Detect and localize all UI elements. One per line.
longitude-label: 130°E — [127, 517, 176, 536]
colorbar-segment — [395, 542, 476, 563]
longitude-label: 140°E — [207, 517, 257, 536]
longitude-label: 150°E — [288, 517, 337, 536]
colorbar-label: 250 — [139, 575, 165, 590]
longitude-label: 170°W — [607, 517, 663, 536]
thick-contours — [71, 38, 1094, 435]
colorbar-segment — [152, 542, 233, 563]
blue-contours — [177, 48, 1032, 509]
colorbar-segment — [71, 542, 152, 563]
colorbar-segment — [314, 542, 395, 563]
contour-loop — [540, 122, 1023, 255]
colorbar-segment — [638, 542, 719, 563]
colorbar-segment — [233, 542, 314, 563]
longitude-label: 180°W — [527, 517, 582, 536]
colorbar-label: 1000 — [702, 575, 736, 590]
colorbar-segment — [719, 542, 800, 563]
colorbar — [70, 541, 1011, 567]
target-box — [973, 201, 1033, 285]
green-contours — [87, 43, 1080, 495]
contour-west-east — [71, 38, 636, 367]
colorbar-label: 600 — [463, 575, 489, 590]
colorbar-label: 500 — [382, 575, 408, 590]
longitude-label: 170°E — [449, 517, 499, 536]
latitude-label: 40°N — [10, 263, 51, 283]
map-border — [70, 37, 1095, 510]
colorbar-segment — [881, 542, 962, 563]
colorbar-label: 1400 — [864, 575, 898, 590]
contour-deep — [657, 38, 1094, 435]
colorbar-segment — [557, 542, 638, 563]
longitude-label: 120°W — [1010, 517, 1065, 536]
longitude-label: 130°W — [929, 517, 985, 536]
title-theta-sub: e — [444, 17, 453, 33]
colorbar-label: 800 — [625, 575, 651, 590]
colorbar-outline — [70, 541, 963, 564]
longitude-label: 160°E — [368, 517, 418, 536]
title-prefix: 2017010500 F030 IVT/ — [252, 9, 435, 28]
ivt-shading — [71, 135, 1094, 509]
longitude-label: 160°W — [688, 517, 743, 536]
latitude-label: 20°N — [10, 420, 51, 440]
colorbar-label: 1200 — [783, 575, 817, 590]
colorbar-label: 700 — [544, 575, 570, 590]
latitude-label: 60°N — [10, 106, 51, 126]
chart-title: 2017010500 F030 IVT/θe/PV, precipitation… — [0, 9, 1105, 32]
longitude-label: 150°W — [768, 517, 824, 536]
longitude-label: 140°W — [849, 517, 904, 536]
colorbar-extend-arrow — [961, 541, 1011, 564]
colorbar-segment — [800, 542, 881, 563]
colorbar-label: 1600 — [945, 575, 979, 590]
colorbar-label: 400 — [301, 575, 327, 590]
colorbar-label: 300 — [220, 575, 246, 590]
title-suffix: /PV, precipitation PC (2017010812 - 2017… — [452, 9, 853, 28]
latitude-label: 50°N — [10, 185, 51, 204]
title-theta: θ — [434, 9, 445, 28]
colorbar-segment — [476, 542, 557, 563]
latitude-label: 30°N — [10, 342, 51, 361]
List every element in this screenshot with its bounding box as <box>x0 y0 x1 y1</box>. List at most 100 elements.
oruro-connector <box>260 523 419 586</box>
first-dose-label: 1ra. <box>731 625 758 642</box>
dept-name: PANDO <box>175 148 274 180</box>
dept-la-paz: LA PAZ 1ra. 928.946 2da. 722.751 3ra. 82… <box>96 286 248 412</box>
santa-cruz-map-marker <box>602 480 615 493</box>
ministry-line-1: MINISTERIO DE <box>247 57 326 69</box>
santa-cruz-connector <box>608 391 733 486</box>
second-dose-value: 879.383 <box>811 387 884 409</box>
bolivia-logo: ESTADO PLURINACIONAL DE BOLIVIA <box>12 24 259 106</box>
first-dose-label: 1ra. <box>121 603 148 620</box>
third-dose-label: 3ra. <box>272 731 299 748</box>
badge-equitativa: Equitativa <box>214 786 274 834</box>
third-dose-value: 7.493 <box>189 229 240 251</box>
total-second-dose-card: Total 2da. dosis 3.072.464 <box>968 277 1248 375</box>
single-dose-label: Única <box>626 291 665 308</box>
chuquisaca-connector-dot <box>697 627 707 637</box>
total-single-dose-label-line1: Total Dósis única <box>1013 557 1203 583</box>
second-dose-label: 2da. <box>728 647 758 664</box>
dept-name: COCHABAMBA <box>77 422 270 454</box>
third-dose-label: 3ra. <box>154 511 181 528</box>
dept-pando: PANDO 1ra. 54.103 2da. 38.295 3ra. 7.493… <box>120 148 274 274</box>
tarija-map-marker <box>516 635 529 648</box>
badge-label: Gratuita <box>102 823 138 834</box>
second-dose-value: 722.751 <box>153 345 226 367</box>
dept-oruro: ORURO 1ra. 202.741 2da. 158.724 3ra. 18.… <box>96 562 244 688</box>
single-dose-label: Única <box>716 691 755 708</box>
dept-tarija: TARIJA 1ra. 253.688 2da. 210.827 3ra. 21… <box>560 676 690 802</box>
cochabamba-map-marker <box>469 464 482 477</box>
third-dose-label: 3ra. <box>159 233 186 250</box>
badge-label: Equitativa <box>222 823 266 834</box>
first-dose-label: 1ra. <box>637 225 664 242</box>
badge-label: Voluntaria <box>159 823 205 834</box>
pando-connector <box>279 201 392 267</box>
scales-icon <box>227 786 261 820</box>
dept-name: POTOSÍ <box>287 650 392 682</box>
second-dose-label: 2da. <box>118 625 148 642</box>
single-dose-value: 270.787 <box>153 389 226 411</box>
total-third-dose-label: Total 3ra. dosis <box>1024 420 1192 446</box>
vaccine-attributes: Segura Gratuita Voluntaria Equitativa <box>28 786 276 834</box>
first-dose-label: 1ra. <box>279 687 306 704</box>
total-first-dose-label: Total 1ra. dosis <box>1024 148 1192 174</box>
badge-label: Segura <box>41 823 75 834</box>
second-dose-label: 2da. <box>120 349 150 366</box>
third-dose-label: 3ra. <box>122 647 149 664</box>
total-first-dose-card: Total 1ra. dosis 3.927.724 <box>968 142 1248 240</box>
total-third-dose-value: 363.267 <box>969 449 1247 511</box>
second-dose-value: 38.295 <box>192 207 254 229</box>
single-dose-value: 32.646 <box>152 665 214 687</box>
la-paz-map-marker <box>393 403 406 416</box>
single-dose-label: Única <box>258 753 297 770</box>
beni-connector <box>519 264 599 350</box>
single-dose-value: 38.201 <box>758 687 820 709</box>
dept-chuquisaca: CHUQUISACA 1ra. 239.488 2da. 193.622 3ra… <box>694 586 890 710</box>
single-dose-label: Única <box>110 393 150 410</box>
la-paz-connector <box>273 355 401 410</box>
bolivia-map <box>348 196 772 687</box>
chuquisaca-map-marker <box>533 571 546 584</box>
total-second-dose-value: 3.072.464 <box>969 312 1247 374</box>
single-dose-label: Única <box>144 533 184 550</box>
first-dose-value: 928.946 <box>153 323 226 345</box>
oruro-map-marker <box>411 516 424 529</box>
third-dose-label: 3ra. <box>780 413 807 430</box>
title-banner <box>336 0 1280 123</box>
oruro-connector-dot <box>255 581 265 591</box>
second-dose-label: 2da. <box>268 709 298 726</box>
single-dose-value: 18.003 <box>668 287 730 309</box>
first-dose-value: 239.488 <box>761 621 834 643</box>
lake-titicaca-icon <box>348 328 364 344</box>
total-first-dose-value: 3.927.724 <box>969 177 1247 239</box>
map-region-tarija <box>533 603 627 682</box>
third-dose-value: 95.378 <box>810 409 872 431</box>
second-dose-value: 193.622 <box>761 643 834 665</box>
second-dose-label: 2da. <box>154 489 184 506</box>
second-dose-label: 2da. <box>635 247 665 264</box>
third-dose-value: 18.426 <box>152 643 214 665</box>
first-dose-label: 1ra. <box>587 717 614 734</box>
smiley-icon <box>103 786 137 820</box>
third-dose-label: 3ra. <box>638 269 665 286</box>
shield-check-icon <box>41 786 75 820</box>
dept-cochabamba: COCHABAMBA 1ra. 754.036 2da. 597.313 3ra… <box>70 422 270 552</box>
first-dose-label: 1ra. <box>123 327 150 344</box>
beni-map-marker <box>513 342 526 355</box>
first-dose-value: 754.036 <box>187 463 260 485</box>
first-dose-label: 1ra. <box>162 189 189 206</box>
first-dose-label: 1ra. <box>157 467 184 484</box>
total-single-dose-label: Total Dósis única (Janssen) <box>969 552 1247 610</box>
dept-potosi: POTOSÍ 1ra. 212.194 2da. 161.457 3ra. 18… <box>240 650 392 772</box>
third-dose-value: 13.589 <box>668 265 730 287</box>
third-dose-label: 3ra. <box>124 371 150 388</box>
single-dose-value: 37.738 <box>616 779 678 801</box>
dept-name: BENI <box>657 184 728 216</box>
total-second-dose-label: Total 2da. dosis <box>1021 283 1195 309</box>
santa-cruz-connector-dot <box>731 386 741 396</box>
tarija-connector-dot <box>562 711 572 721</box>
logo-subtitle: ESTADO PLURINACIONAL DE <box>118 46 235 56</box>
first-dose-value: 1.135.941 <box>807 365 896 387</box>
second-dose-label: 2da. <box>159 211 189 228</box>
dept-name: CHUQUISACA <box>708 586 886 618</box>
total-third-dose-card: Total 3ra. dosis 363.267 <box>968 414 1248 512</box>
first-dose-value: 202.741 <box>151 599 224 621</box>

•••

## TASK INSTRUCTIONS
Render the lines from the first one above through the line containing "blue-contours — [177, 48, 1032, 509]", both included, as a JSON list of strings with one string per line, leaving out any blank lines.

## COMPLETE OUTPUT
[
  "Detect and localize all UI elements. One per line.",
  "longitude-label: 130°E — [127, 517, 176, 536]",
  "colorbar-segment — [395, 542, 476, 563]",
  "longitude-label: 140°E — [207, 517, 257, 536]",
  "longitude-label: 150°E — [288, 517, 337, 536]",
  "colorbar-label: 250 — [139, 575, 165, 590]",
  "longitude-label: 170°W — [607, 517, 663, 536]",
  "thick-contours — [71, 38, 1094, 435]",
  "colorbar-segment — [152, 542, 233, 563]",
  "blue-contours — [177, 48, 1032, 509]"
]